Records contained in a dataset

START

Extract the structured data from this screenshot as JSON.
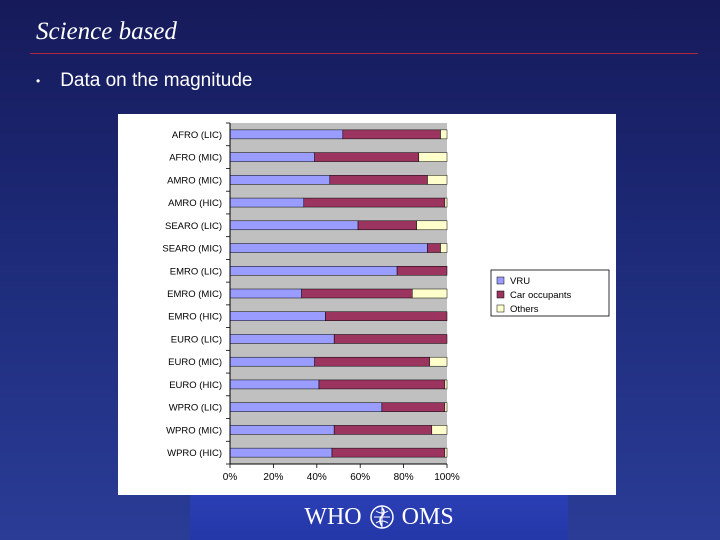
{
  "slide": {
    "title": "Science based",
    "bullet": "Data on the magnitude"
  },
  "footer": {
    "logo_left": "WHO",
    "logo_right": "OMS"
  },
  "colors": {
    "vru": "#9a9dff",
    "car": "#9c3460",
    "others": "#ffffcc",
    "plot_bg": "#c0c0c0"
  },
  "chart_data": {
    "type": "bar",
    "orientation": "horizontal",
    "stacked": "percent",
    "categories": [
      "AFRO (LIC)",
      "AFRO (MIC)",
      "AMRO (MIC)",
      "AMRO (HIC)",
      "SEARO (LIC)",
      "SEARO (MIC)",
      "EMRO (LIC)",
      "EMRO (MIC)",
      "EMRO (HIC)",
      "EURO (LIC)",
      "EURO (MIC)",
      "EURO (HIC)",
      "WPRO (LIC)",
      "WPRO (MIC)",
      "WPRO (HIC)"
    ],
    "series": [
      {
        "name": "VRU",
        "values": [
          52,
          39,
          46,
          34,
          59,
          91,
          77,
          33,
          44,
          48,
          39,
          41,
          70,
          48,
          47
        ]
      },
      {
        "name": "Car occupants",
        "values": [
          45,
          48,
          45,
          65,
          27,
          6,
          23,
          51,
          56,
          52,
          53,
          58,
          29,
          45,
          52
        ]
      },
      {
        "name": "Others",
        "values": [
          3,
          13,
          9,
          1,
          14,
          3,
          0,
          16,
          0,
          0,
          8,
          1,
          1,
          7,
          1
        ]
      }
    ],
    "xlim": [
      0,
      100
    ],
    "xticks": [
      "0%",
      "20%",
      "40%",
      "60%",
      "80%",
      "100%"
    ],
    "legend": {
      "position": "right",
      "entries": [
        "VRU",
        "Car occupants",
        "Others"
      ]
    },
    "grid": true
  }
}
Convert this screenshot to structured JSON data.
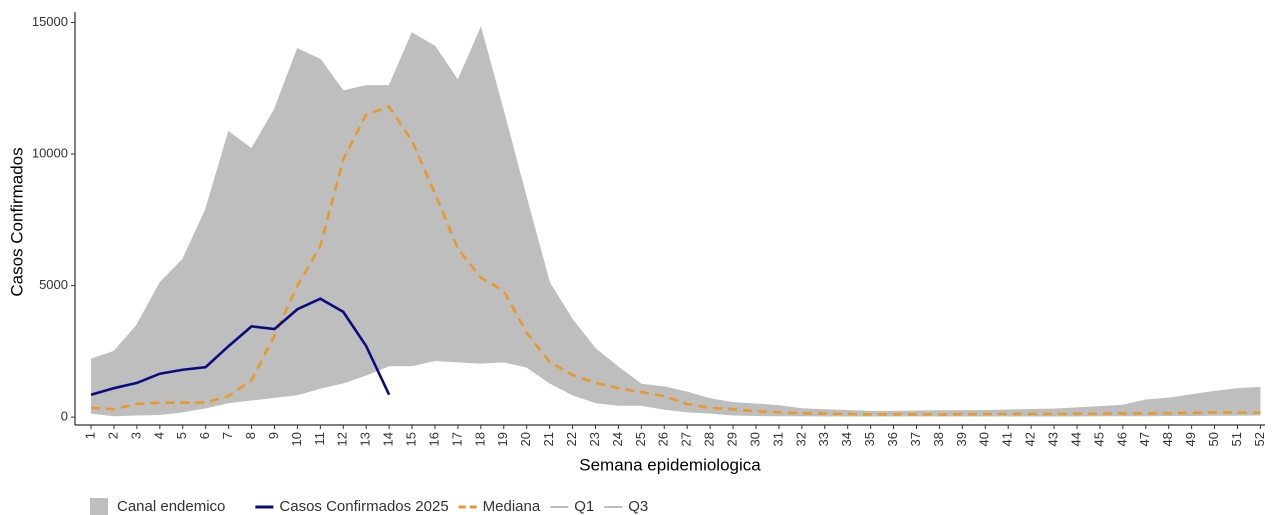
{
  "chart_data": {
    "type": "endemic_channel",
    "x_label": "Semana epidemiologica",
    "y_label": "Casos Confirmados",
    "x": [
      1,
      2,
      3,
      4,
      5,
      6,
      7,
      8,
      9,
      10,
      11,
      12,
      13,
      14,
      15,
      16,
      17,
      18,
      19,
      20,
      21,
      22,
      23,
      24,
      25,
      26,
      27,
      28,
      29,
      30,
      31,
      32,
      33,
      34,
      35,
      36,
      37,
      38,
      39,
      40,
      41,
      42,
      43,
      44,
      45,
      46,
      47,
      48,
      49,
      50,
      51,
      52
    ],
    "xlim": [
      0.3,
      52.2
    ],
    "xticks": [
      1,
      2,
      3,
      4,
      5,
      6,
      7,
      8,
      9,
      10,
      11,
      12,
      13,
      14,
      15,
      16,
      17,
      18,
      19,
      20,
      21,
      22,
      23,
      24,
      25,
      26,
      27,
      28,
      29,
      30,
      31,
      32,
      33,
      34,
      35,
      36,
      37,
      38,
      39,
      40,
      41,
      42,
      43,
      44,
      45,
      46,
      47,
      48,
      49,
      50,
      51,
      52
    ],
    "ylim": [
      -300,
      15400
    ],
    "yticks": [
      0,
      5000,
      10000,
      15000
    ],
    "area": {
      "name": "Canal endemico",
      "color": "#bebebe"
    },
    "series": [
      {
        "name": "Q1",
        "color": "#bebebe",
        "role": "lower",
        "values": [
          150,
          50,
          80,
          100,
          200,
          350,
          550,
          650,
          750,
          850,
          1100,
          1300,
          1600,
          1950,
          1950,
          2150,
          2100,
          2050,
          2100,
          1900,
          1300,
          850,
          550,
          450,
          450,
          300,
          200,
          150,
          80,
          60,
          50,
          50,
          40,
          40,
          40,
          40,
          40,
          40,
          40,
          40,
          40,
          40,
          40,
          40,
          50,
          50,
          50,
          60,
          60,
          70,
          70,
          80
        ]
      },
      {
        "name": "Q3",
        "color": "#bebebe",
        "role": "upper",
        "values": [
          2200,
          2500,
          3500,
          5100,
          6000,
          7900,
          10850,
          10200,
          11700,
          14000,
          13600,
          12400,
          12600,
          12600,
          14600,
          14100,
          12800,
          14800,
          11600,
          8300,
          5100,
          3700,
          2600,
          1900,
          1250,
          1150,
          950,
          700,
          550,
          500,
          430,
          320,
          280,
          250,
          220,
          220,
          230,
          240,
          240,
          250,
          270,
          290,
          310,
          350,
          400,
          450,
          650,
          720,
          850,
          980,
          1080,
          1130
        ]
      },
      {
        "name": "Mediana",
        "color": "#e69a2e",
        "dashed": true,
        "values": [
          350,
          300,
          500,
          550,
          550,
          550,
          800,
          1400,
          3100,
          5000,
          6500,
          9800,
          11500,
          11800,
          10500,
          8500,
          6400,
          5300,
          4800,
          3200,
          2100,
          1600,
          1300,
          1100,
          950,
          800,
          500,
          350,
          300,
          220,
          180,
          150,
          130,
          120,
          100,
          100,
          100,
          100,
          110,
          120,
          120,
          120,
          120,
          130,
          130,
          140,
          140,
          150,
          160,
          180,
          170,
          170
        ]
      },
      {
        "name": "Casos Confirmados 2025",
        "color": "#0b0b80",
        "values": [
          850,
          1100,
          1300,
          1650,
          1800,
          1900,
          2700,
          3450,
          3350,
          4100,
          4500,
          4000,
          2700,
          850,
          null,
          null,
          null,
          null,
          null,
          null,
          null,
          null,
          null,
          null,
          null,
          null,
          null,
          null,
          null,
          null,
          null,
          null,
          null,
          null,
          null,
          null,
          null,
          null,
          null,
          null,
          null,
          null,
          null,
          null,
          null,
          null,
          null,
          null,
          null,
          null,
          null,
          null
        ]
      }
    ]
  }
}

END

## TO BE DONE
What you return should match the records above word for word, minus the pictures.

## EXERCISE RESPONSE
Extract the structured data from this screenshot as JSON.
{
  "slide": {
    "title": "Science based",
    "bullet": "Data on the magnitude"
  },
  "footer": {
    "logo_left": "WHO",
    "logo_right": "OMS"
  },
  "colors": {
    "vru": "#9a9dff",
    "car": "#9c3460",
    "others": "#ffffcc",
    "plot_bg": "#c0c0c0"
  },
  "chart_data": {
    "type": "bar",
    "orientation": "horizontal",
    "stacked": "percent",
    "categories": [
      "AFRO (LIC)",
      "AFRO (MIC)",
      "AMRO (MIC)",
      "AMRO (HIC)",
      "SEARO (LIC)",
      "SEARO (MIC)",
      "EMRO (LIC)",
      "EMRO (MIC)",
      "EMRO (HIC)",
      "EURO (LIC)",
      "EURO (MIC)",
      "EURO (HIC)",
      "WPRO (LIC)",
      "WPRO (MIC)",
      "WPRO (HIC)"
    ],
    "series": [
      {
        "name": "VRU",
        "values": [
          52,
          39,
          46,
          34,
          59,
          91,
          77,
          33,
          44,
          48,
          39,
          41,
          70,
          48,
          47
        ]
      },
      {
        "name": "Car occupants",
        "values": [
          45,
          48,
          45,
          65,
          27,
          6,
          23,
          51,
          56,
          52,
          53,
          58,
          29,
          45,
          52
        ]
      },
      {
        "name": "Others",
        "values": [
          3,
          13,
          9,
          1,
          14,
          3,
          0,
          16,
          0,
          0,
          8,
          1,
          1,
          7,
          1
        ]
      }
    ],
    "xlim": [
      0,
      100
    ],
    "xticks": [
      "0%",
      "20%",
      "40%",
      "60%",
      "80%",
      "100%"
    ],
    "legend": {
      "position": "right",
      "entries": [
        "VRU",
        "Car occupants",
        "Others"
      ]
    },
    "grid": true
  }
}
Convert this screenshot to structured JSON data.
{
  "chart_data": {
    "type": "endemic_channel",
    "x_label": "Semana epidemiologica",
    "y_label": "Casos Confirmados",
    "x": [
      1,
      2,
      3,
      4,
      5,
      6,
      7,
      8,
      9,
      10,
      11,
      12,
      13,
      14,
      15,
      16,
      17,
      18,
      19,
      20,
      21,
      22,
      23,
      24,
      25,
      26,
      27,
      28,
      29,
      30,
      31,
      32,
      33,
      34,
      35,
      36,
      37,
      38,
      39,
      40,
      41,
      42,
      43,
      44,
      45,
      46,
      47,
      48,
      49,
      50,
      51,
      52
    ],
    "xlim": [
      0.3,
      52.2
    ],
    "xticks": [
      1,
      2,
      3,
      4,
      5,
      6,
      7,
      8,
      9,
      10,
      11,
      12,
      13,
      14,
      15,
      16,
      17,
      18,
      19,
      20,
      21,
      22,
      23,
      24,
      25,
      26,
      27,
      28,
      29,
      30,
      31,
      32,
      33,
      34,
      35,
      36,
      37,
      38,
      39,
      40,
      41,
      42,
      43,
      44,
      45,
      46,
      47,
      48,
      49,
      50,
      51,
      52
    ],
    "ylim": [
      -300,
      15400
    ],
    "yticks": [
      0,
      5000,
      10000,
      15000
    ],
    "area": {
      "name": "Canal endemico",
      "color": "#bebebe"
    },
    "series": [
      {
        "name": "Q1",
        "color": "#bebebe",
        "role": "lower",
        "values": [
          150,
          50,
          80,
          100,
          200,
          350,
          550,
          650,
          750,
          850,
          1100,
          1300,
          1600,
          1950,
          1950,
          2150,
          2100,
          2050,
          2100,
          1900,
          1300,
          850,
          550,
          450,
          450,
          300,
          200,
          150,
          80,
          60,
          50,
          50,
          40,
          40,
          40,
          40,
          40,
          40,
          40,
          40,
          40,
          40,
          40,
          40,
          50,
          50,
          50,
          60,
          60,
          70,
          70,
          80
        ]
      },
      {
        "name": "Q3",
        "color": "#bebebe",
        "role": "upper",
        "values": [
          2200,
          2500,
          3500,
          5100,
          6000,
          7900,
          10850,
          10200,
          11700,
          14000,
          13600,
          12400,
          12600,
          12600,
          14600,
          14100,
          12800,
          14800,
          11600,
          8300,
          5100,
          3700,
          2600,
          1900,
          1250,
          1150,
          950,
          700,
          550,
          500,
          430,
          320,
          280,
          250,
          220,
          220,
          230,
          240,
          240,
          250,
          270,
          290,
          310,
          350,
          400,
          450,
          650,
          720,
          850,
          980,
          1080,
          1130
        ]
      },
      {
        "name": "Mediana",
        "color": "#e69a2e",
        "dashed": true,
        "values": [
          350,
          300,
          500,
          550,
          550,
          550,
          800,
          1400,
          3100,
          5000,
          6500,
          9800,
          11500,
          11800,
          10500,
          8500,
          6400,
          5300,
          4800,
          3200,
          2100,
          1600,
          1300,
          1100,
          950,
          800,
          500,
          350,
          300,
          220,
          180,
          150,
          130,
          120,
          100,
          100,
          100,
          100,
          110,
          120,
          120,
          120,
          120,
          130,
          130,
          140,
          140,
          150,
          160,
          180,
          170,
          170
        ]
      },
      {
        "name": "Casos Confirmados 2025",
        "color": "#0b0b80",
        "values": [
          850,
          1100,
          1300,
          1650,
          1800,
          1900,
          2700,
          3450,
          3350,
          4100,
          4500,
          4000,
          2700,
          850,
          null,
          null,
          null,
          null,
          null,
          null,
          null,
          null,
          null,
          null,
          null,
          null,
          null,
          null,
          null,
          null,
          null,
          null,
          null,
          null,
          null,
          null,
          null,
          null,
          null,
          null,
          null,
          null,
          null,
          null,
          null,
          null,
          null,
          null,
          null,
          null,
          null,
          null
        ]
      }
    ]
  }
}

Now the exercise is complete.